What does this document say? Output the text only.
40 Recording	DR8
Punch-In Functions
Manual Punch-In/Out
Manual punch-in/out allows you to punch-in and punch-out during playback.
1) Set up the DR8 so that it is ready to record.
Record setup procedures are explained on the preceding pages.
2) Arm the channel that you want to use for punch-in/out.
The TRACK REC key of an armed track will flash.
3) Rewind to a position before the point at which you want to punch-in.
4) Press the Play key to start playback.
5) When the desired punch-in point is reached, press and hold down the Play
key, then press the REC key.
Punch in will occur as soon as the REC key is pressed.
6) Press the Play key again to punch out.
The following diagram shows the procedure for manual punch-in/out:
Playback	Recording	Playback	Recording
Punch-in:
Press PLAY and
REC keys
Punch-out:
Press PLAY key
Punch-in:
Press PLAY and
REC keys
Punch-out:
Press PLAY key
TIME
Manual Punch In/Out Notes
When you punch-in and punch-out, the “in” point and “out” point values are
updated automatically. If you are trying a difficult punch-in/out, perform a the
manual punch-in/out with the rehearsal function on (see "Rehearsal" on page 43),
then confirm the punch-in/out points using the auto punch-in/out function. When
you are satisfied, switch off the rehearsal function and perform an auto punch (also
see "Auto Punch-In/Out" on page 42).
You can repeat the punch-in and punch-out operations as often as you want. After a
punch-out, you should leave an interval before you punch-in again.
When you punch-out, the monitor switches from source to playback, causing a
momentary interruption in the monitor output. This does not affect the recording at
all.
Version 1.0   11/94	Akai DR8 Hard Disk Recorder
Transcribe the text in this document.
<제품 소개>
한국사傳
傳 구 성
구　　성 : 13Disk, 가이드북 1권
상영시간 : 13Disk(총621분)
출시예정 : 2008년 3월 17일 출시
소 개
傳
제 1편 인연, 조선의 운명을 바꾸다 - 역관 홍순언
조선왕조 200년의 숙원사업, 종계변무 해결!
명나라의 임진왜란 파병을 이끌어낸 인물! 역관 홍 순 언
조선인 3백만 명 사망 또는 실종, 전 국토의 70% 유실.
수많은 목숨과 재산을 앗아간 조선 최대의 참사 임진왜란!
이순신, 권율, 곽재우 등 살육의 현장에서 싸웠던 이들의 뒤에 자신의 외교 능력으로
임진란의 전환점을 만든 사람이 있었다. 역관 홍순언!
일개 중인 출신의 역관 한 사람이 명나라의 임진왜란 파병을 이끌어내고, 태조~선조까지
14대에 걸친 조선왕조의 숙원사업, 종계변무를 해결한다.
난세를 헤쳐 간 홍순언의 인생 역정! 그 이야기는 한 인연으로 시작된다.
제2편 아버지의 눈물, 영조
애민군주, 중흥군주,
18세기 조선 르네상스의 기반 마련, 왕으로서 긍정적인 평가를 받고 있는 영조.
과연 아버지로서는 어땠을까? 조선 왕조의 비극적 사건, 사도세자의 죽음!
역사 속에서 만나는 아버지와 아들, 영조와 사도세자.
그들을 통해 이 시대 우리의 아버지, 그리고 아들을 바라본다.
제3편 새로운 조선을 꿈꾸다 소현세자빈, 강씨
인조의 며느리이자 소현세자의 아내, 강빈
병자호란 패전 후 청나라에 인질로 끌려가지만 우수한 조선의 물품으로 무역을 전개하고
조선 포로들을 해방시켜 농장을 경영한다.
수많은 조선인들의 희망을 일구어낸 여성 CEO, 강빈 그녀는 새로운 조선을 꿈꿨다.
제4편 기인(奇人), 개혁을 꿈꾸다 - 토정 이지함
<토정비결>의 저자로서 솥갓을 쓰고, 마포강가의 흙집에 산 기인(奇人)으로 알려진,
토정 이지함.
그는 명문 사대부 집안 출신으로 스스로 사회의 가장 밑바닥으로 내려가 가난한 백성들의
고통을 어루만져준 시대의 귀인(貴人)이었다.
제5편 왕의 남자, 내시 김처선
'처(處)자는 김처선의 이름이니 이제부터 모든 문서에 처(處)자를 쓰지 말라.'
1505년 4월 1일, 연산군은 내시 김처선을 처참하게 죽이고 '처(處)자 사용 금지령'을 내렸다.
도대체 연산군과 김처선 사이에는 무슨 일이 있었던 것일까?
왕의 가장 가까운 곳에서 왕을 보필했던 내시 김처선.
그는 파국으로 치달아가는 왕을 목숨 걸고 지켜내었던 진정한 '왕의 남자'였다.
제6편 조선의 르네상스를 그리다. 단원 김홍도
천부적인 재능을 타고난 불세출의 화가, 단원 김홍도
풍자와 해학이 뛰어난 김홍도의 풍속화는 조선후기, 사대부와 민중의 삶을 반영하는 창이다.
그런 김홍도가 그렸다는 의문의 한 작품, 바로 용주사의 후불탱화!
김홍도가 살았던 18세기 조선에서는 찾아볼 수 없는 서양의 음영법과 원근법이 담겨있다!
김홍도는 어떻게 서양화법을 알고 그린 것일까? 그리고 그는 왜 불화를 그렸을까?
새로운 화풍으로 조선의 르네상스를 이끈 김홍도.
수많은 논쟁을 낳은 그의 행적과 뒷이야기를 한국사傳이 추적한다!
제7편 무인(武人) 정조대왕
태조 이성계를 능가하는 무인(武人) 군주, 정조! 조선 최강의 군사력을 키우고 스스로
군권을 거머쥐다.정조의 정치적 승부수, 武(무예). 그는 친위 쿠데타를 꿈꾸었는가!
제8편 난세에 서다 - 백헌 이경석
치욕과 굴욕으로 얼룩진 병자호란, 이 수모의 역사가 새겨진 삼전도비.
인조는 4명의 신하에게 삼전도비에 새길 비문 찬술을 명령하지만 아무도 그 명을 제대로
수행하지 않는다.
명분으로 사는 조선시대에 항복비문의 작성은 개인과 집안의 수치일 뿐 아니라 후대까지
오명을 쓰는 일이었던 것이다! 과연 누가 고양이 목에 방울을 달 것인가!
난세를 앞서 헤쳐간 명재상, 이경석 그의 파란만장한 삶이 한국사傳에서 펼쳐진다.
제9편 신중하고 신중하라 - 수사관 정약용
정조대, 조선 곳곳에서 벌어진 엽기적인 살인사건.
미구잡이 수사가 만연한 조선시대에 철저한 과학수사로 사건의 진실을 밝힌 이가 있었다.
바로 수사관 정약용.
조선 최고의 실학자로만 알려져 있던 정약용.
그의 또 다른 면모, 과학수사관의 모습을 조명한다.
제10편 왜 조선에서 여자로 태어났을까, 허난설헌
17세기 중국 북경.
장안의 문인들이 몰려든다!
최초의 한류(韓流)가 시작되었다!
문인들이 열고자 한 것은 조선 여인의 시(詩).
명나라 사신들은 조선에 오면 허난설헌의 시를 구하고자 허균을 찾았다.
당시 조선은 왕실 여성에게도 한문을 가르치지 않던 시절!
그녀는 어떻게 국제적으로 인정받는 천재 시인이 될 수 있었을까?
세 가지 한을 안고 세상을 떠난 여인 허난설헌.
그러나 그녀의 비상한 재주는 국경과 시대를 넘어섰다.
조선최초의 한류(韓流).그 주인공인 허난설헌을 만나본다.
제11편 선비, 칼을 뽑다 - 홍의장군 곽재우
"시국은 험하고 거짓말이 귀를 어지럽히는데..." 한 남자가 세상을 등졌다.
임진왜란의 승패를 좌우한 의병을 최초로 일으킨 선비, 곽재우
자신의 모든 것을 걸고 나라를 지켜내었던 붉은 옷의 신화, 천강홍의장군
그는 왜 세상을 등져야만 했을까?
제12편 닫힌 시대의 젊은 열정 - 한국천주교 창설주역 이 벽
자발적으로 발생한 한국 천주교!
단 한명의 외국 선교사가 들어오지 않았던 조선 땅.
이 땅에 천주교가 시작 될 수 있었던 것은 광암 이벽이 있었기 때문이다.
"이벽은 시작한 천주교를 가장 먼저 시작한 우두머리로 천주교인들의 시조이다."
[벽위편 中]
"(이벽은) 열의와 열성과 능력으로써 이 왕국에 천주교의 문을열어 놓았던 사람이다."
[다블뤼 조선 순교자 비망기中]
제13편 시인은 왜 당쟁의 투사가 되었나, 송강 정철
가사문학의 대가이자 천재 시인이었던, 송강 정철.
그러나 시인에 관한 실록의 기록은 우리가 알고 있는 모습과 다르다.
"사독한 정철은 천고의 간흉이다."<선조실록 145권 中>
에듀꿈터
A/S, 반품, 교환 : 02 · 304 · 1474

*TO DO*.
Using the listing above, list every line in which the string "김홍도가" occurs.

*SOLVED PROBLEM*.
그런 김홍도가 그렸다는 의문의 한 작품, 바로 용주사의 후불탱화!
김홍도가 살았던 18세기 조선에서는 찾아볼 수 없는 서양의 음영법과 원근법이 담겨있다!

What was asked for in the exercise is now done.